**Instructions to follow:**
Copy all of the material word for word, except for the pictures.

**Task input:**
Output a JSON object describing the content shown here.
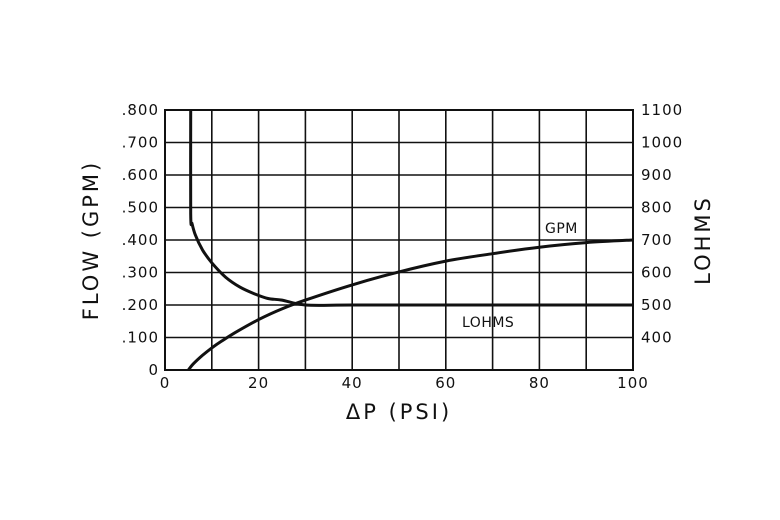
{
  "chart_data": {
    "type": "line",
    "xlabel": "ΔP (PSI)",
    "ylabel_left": "FLOW (GPM)",
    "ylabel_right": "LOHMS",
    "grid": true,
    "xlim": [
      0,
      100
    ],
    "ylim_left": [
      0,
      0.8
    ],
    "ylim_right": [
      300,
      1100
    ],
    "x_ticks": [
      0,
      20,
      40,
      60,
      80,
      100
    ],
    "x_tick_labels": [
      "0",
      "20",
      "40",
      "60",
      "80",
      "100"
    ],
    "y_left_ticks": [
      0,
      0.1,
      0.2,
      0.3,
      0.4,
      0.5,
      0.6,
      0.7,
      0.8
    ],
    "y_left_tick_labels": [
      "0",
      ".100",
      ".200",
      ".300",
      ".400",
      ".500",
      ".600",
      ".700",
      ".800"
    ],
    "y_right_ticks": [
      400,
      500,
      600,
      700,
      800,
      900,
      1000,
      1100
    ],
    "y_right_tick_labels": [
      "400",
      "500",
      "600",
      "700",
      "800",
      "900",
      "1000",
      "1100"
    ],
    "series": [
      {
        "name": "GPM",
        "axis": "left",
        "x": [
          5,
          6,
          8,
          10,
          12,
          15,
          20,
          25,
          30,
          40,
          50,
          60,
          70,
          80,
          90,
          100
        ],
        "y": [
          0.0,
          0.018,
          0.045,
          0.068,
          0.088,
          0.115,
          0.155,
          0.188,
          0.215,
          0.262,
          0.302,
          0.335,
          0.358,
          0.378,
          0.392,
          0.4
        ]
      },
      {
        "name": "LOHMS",
        "axis": "right",
        "x": [
          5.5,
          5.5,
          5.8,
          6.5,
          8,
          10,
          13,
          16,
          19,
          22,
          25,
          30,
          40,
          60,
          80,
          100
        ],
        "y": [
          1100,
          780,
          750,
          715,
          670,
          630,
          585,
          555,
          535,
          520,
          515,
          500,
          500,
          500,
          500,
          500
        ]
      }
    ]
  }
}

**Written response:**
Output a JSON object describing the content shown here.
{
  "chart_data": {
    "type": "line",
    "xlabel": "ΔP (PSI)",
    "ylabel_left": "FLOW (GPM)",
    "ylabel_right": "LOHMS",
    "grid": true,
    "xlim": [
      0,
      100
    ],
    "ylim_left": [
      0,
      0.8
    ],
    "ylim_right": [
      300,
      1100
    ],
    "x_ticks": [
      0,
      20,
      40,
      60,
      80,
      100
    ],
    "x_tick_labels": [
      "0",
      "20",
      "40",
      "60",
      "80",
      "100"
    ],
    "y_left_ticks": [
      0,
      0.1,
      0.2,
      0.3,
      0.4,
      0.5,
      0.6,
      0.7,
      0.8
    ],
    "y_left_tick_labels": [
      "0",
      ".100",
      ".200",
      ".300",
      ".400",
      ".500",
      ".600",
      ".700",
      ".800"
    ],
    "y_right_ticks": [
      400,
      500,
      600,
      700,
      800,
      900,
      1000,
      1100
    ],
    "y_right_tick_labels": [
      "400",
      "500",
      "600",
      "700",
      "800",
      "900",
      "1000",
      "1100"
    ],
    "series": [
      {
        "name": "GPM",
        "axis": "left",
        "x": [
          5,
          6,
          8,
          10,
          12,
          15,
          20,
          25,
          30,
          40,
          50,
          60,
          70,
          80,
          90,
          100
        ],
        "y": [
          0.0,
          0.018,
          0.045,
          0.068,
          0.088,
          0.115,
          0.155,
          0.188,
          0.215,
          0.262,
          0.302,
          0.335,
          0.358,
          0.378,
          0.392,
          0.4
        ]
      },
      {
        "name": "LOHMS",
        "axis": "right",
        "x": [
          5.5,
          5.5,
          5.8,
          6.5,
          8,
          10,
          13,
          16,
          19,
          22,
          25,
          30,
          40,
          60,
          80,
          100
        ],
        "y": [
          1100,
          780,
          750,
          715,
          670,
          630,
          585,
          555,
          535,
          520,
          515,
          500,
          500,
          500,
          500,
          500
        ]
      }
    ]
  }
}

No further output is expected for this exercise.